#### Problem to work on:
Tally the lines holding "Week" and state only that figure.
--
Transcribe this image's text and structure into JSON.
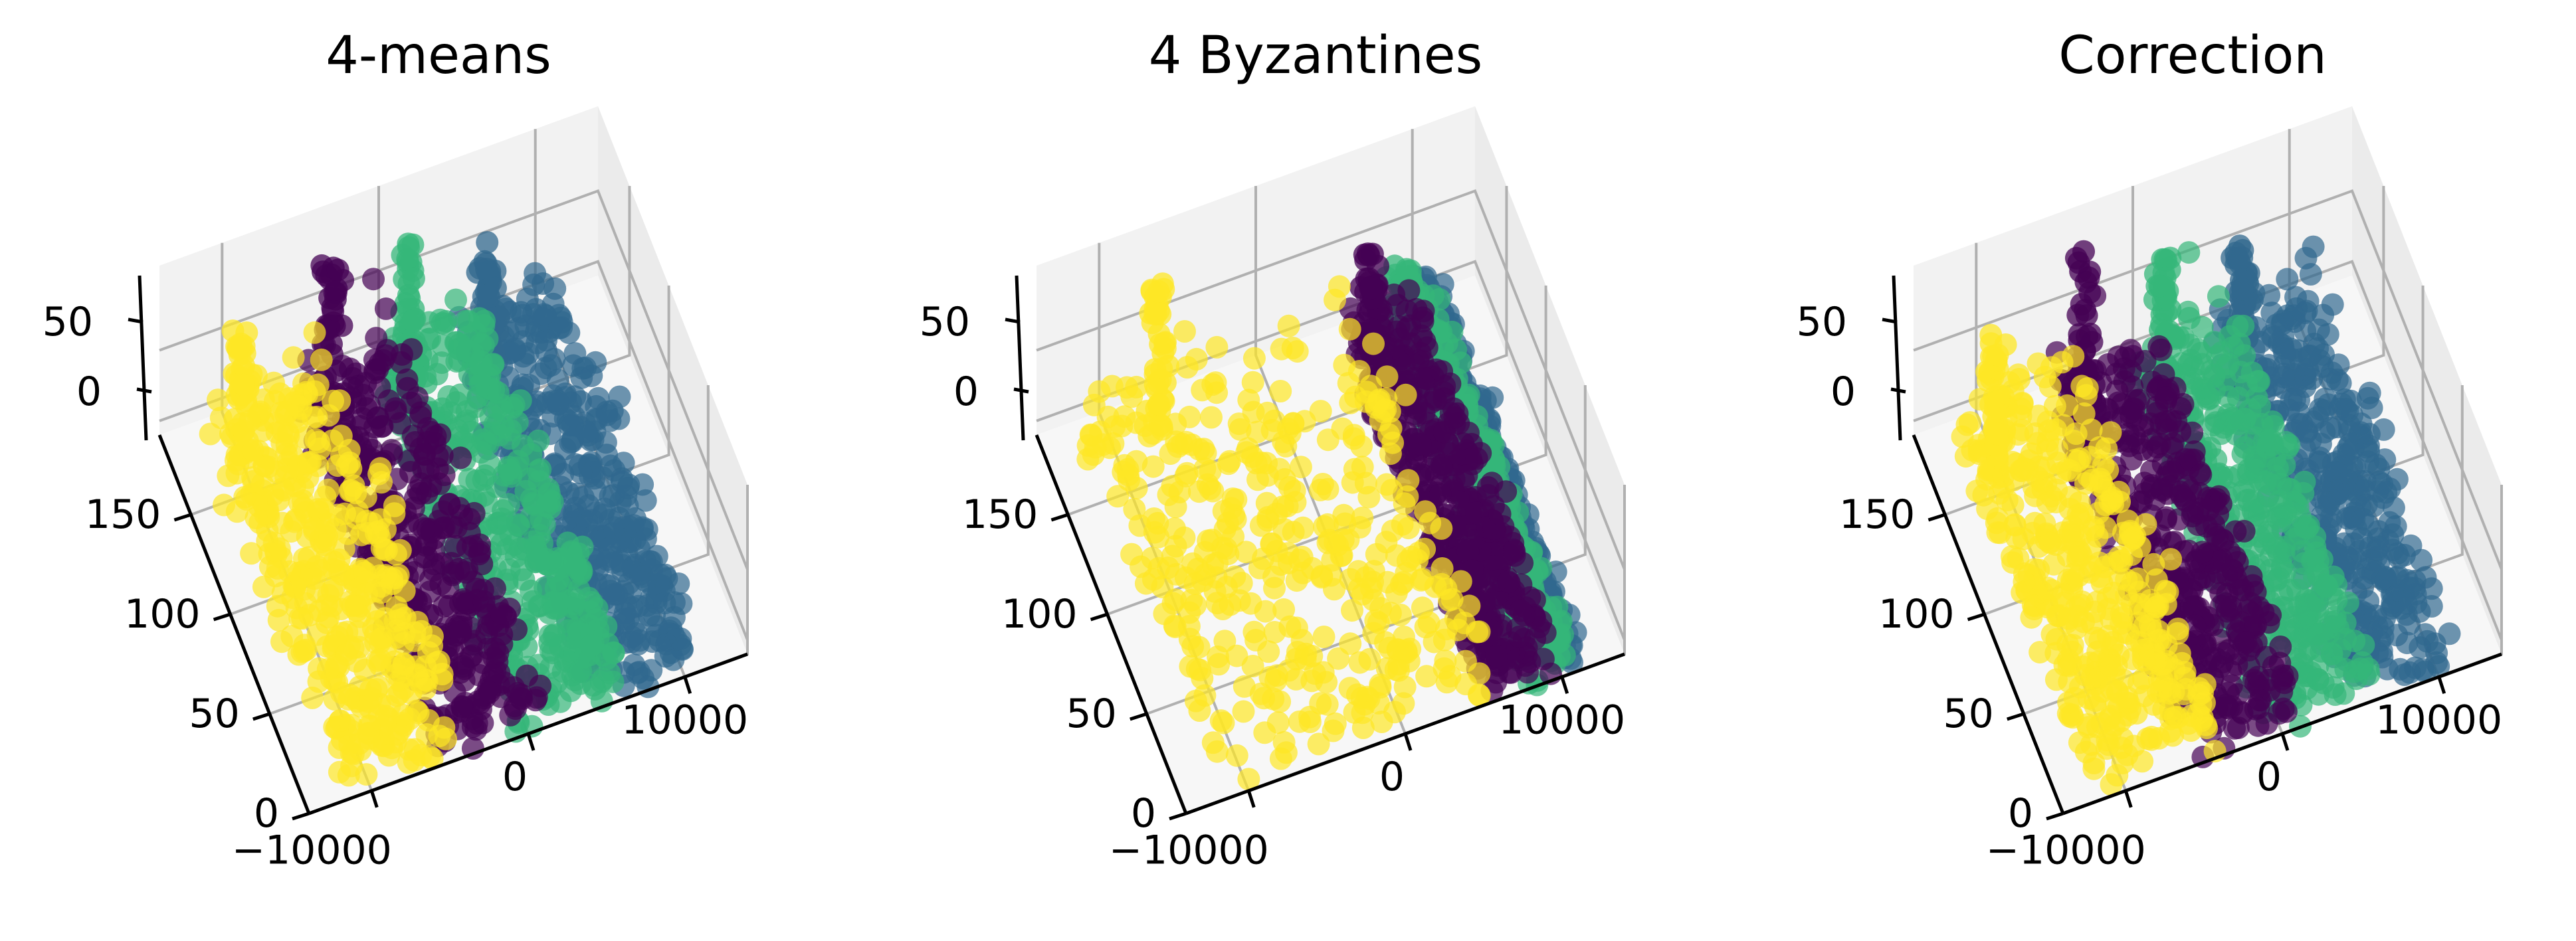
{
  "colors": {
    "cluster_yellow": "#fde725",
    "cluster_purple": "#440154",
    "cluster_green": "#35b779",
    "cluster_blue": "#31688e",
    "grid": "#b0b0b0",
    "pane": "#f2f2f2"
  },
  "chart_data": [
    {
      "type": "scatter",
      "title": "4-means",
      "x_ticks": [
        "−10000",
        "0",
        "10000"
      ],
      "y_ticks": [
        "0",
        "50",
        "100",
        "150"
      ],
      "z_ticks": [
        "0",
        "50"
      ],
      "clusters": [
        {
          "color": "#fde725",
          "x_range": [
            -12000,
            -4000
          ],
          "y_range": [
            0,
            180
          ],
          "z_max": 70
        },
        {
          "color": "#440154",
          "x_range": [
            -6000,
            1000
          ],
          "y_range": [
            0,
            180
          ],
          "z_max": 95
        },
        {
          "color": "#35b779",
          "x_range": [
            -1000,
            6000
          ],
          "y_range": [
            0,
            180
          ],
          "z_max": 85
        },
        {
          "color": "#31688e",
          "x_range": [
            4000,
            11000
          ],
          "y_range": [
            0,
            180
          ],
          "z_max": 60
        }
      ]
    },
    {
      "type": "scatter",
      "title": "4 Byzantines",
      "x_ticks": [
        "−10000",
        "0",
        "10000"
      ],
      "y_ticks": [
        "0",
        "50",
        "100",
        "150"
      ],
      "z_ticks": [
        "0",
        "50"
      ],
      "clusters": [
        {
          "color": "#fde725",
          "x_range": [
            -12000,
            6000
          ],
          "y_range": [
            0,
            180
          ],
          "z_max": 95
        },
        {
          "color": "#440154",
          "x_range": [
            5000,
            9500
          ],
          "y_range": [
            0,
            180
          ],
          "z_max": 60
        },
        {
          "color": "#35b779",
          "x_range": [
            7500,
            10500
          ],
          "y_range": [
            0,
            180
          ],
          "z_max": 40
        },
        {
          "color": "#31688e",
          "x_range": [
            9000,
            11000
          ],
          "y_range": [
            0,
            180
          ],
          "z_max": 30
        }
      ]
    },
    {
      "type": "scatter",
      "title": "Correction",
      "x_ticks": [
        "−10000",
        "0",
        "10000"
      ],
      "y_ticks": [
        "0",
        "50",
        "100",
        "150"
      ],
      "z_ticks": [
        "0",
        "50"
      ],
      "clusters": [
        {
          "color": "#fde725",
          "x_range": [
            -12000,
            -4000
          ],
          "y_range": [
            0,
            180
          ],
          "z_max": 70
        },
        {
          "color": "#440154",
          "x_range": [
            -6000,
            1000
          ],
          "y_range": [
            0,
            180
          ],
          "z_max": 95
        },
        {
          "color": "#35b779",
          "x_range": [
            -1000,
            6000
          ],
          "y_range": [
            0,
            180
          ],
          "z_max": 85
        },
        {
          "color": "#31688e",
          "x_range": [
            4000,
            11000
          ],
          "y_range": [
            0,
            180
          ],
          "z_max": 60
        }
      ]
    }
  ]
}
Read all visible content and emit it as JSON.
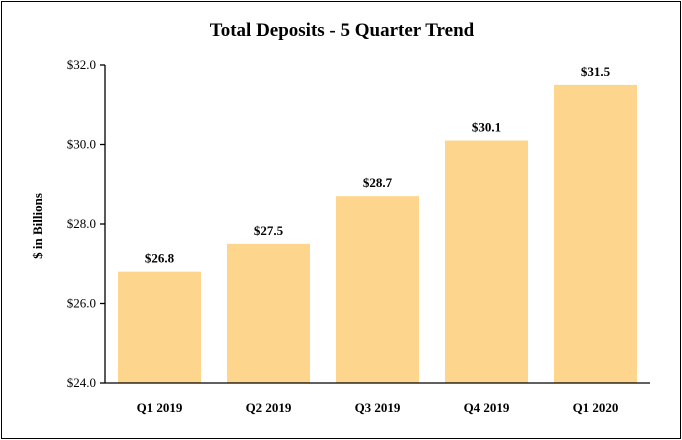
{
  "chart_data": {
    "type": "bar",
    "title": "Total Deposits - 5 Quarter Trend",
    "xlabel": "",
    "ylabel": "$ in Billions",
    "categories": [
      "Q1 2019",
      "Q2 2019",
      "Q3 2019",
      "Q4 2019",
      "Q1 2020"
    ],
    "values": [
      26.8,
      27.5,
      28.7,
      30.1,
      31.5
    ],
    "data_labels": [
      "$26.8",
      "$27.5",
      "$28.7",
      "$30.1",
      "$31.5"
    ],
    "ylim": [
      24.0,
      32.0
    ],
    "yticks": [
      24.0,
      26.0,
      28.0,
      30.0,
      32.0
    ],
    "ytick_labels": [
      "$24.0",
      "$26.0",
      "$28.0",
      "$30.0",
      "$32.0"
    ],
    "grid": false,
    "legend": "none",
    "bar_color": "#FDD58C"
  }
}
--
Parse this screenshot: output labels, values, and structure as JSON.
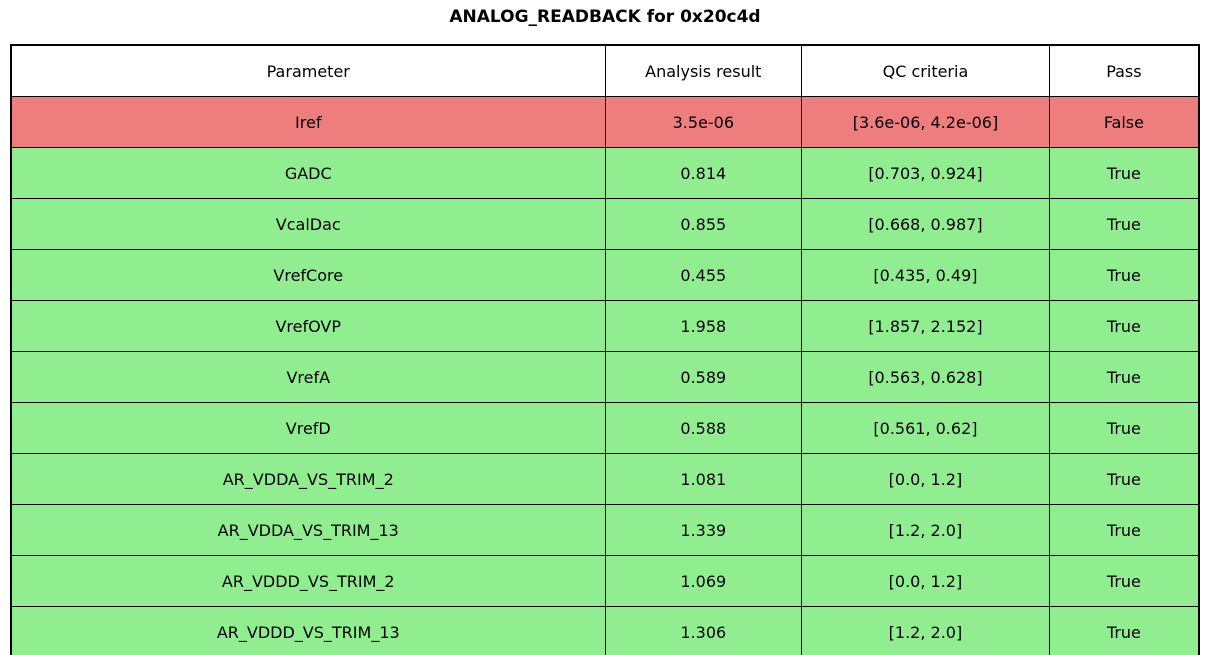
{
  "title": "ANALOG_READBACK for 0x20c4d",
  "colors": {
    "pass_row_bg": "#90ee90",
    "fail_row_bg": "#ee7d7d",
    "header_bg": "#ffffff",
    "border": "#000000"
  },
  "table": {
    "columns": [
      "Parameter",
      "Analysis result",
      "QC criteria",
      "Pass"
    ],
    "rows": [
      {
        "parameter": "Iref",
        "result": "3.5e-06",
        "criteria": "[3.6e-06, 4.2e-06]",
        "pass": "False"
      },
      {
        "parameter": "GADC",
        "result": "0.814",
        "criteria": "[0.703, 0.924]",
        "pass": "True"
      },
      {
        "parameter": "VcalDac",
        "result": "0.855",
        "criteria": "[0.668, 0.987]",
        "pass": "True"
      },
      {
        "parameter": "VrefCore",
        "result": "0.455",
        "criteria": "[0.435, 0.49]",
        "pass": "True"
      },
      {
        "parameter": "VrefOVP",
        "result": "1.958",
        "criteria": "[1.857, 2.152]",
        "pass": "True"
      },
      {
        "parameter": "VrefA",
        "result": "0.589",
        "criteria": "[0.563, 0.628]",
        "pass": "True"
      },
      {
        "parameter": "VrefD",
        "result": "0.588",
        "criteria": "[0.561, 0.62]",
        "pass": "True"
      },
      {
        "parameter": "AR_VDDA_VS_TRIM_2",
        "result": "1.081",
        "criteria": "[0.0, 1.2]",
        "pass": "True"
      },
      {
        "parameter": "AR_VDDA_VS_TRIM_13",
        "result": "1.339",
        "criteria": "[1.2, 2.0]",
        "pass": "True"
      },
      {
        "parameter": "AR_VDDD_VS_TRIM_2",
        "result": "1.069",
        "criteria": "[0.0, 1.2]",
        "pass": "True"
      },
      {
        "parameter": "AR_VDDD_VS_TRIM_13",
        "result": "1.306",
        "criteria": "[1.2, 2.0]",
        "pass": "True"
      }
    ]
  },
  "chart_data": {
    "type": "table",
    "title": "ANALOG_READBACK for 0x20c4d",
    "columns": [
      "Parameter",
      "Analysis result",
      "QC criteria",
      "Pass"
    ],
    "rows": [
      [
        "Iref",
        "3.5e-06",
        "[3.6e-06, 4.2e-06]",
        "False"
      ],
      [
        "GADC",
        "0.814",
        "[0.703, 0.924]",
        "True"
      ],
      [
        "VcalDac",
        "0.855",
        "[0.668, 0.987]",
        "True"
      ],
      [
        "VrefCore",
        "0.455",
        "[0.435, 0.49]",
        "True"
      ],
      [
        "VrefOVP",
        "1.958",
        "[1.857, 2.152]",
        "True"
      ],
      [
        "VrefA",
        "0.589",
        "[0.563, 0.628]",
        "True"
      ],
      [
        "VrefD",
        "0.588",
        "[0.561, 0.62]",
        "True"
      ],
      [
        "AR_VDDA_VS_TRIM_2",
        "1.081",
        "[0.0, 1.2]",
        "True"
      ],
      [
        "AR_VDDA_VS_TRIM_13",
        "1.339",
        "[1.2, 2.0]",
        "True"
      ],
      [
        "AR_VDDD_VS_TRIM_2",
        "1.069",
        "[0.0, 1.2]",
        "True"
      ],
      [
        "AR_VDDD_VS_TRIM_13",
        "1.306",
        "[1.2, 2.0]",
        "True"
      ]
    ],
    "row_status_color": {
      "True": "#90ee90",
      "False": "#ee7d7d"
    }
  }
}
--
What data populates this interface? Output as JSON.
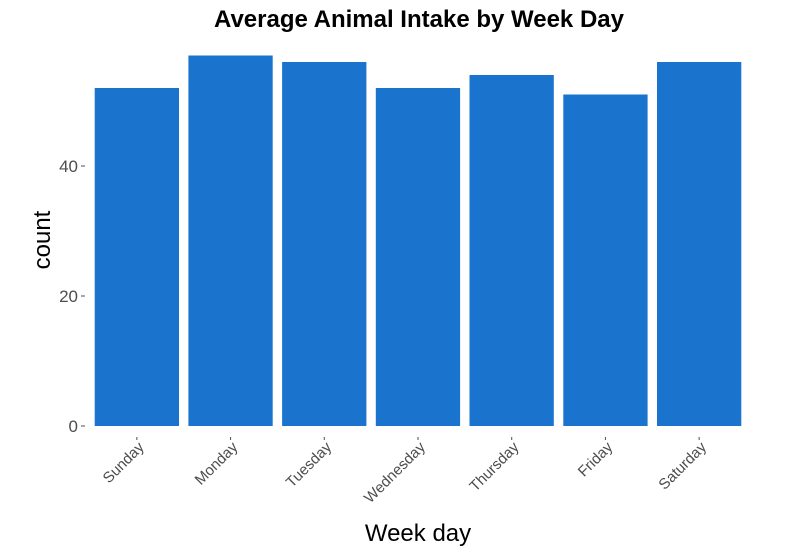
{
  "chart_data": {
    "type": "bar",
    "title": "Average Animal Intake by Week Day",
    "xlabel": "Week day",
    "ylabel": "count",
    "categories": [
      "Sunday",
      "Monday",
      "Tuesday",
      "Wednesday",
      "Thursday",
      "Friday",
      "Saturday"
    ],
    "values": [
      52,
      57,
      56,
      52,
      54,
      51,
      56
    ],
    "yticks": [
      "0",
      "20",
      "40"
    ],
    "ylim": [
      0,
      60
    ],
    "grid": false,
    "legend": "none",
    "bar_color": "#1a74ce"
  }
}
--
#### Exercise output:
2